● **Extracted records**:
○ ○ ○ ○ ○
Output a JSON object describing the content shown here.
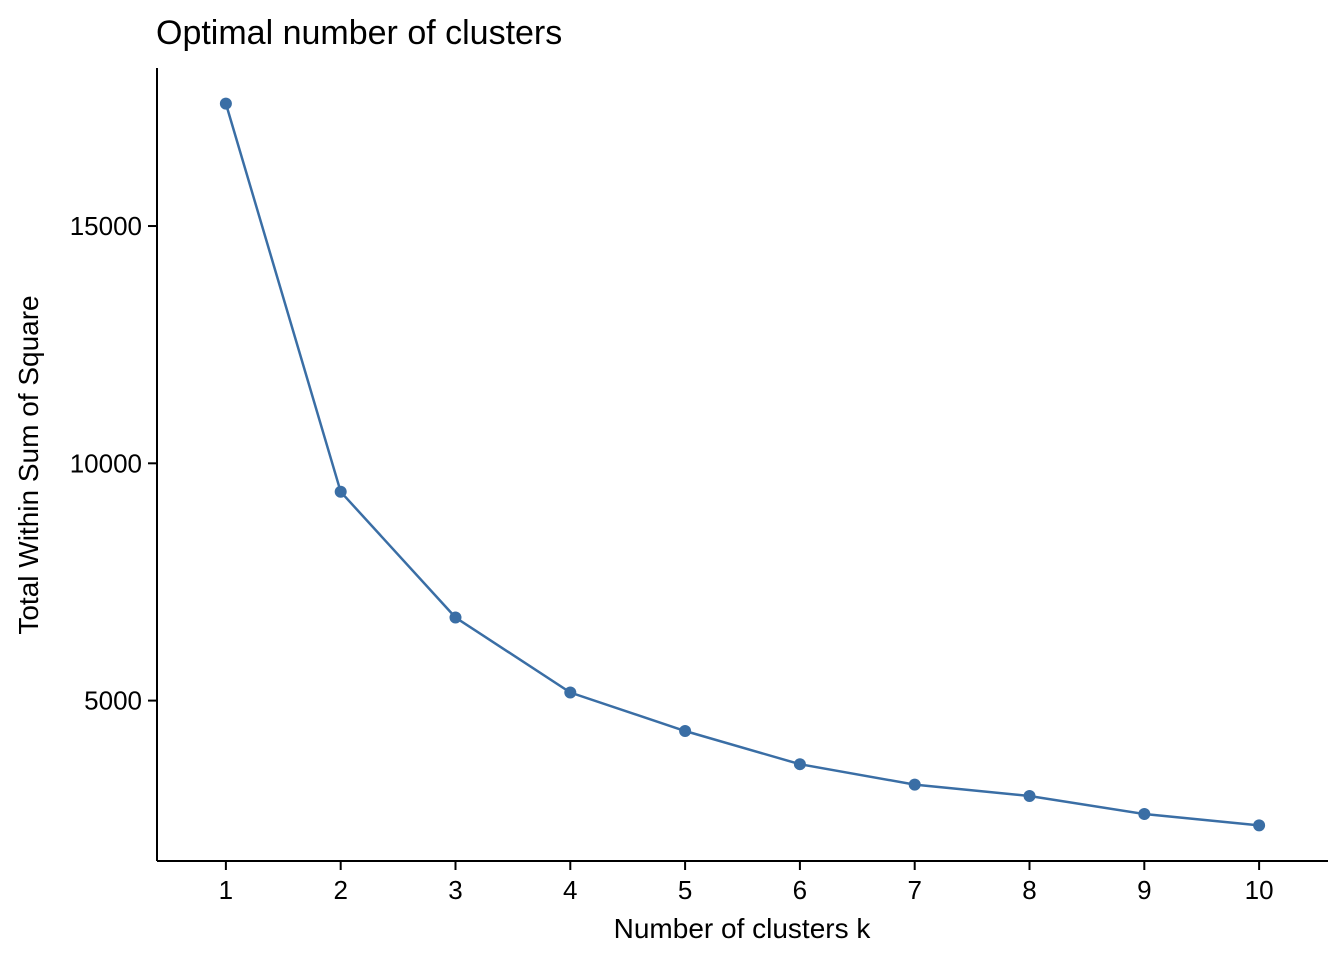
{
  "chart_data": {
    "type": "line",
    "title": "Optimal number of clusters",
    "xlabel": "Number of clusters k",
    "ylabel": "Total Within Sum of Square",
    "x": [
      1,
      2,
      3,
      4,
      5,
      6,
      7,
      8,
      9,
      10
    ],
    "series": [
      {
        "values": [
          17580,
          9400,
          6750,
          5170,
          4360,
          3660,
          3230,
          2990,
          2610,
          2370
        ],
        "color": "#3a6ea5"
      }
    ],
    "x_ticks": [
      "1",
      "2",
      "3",
      "4",
      "5",
      "6",
      "7",
      "8",
      "9",
      "10"
    ],
    "y_ticks": [
      5000,
      10000,
      15000
    ],
    "y_tick_labels": [
      "5000",
      "10000",
      "15000"
    ],
    "xlim": [
      0.4,
      10.6
    ],
    "ylim": [
      1620,
      18330
    ],
    "grid": false,
    "legend": "none"
  }
}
○ ○ ○ ○ ○
Report back each line of the entries that holds the string "clusters".

● **TASK OUTPUT**:
    "title": "Optimal number of clusters",
    "xlabel": "Number of clusters k",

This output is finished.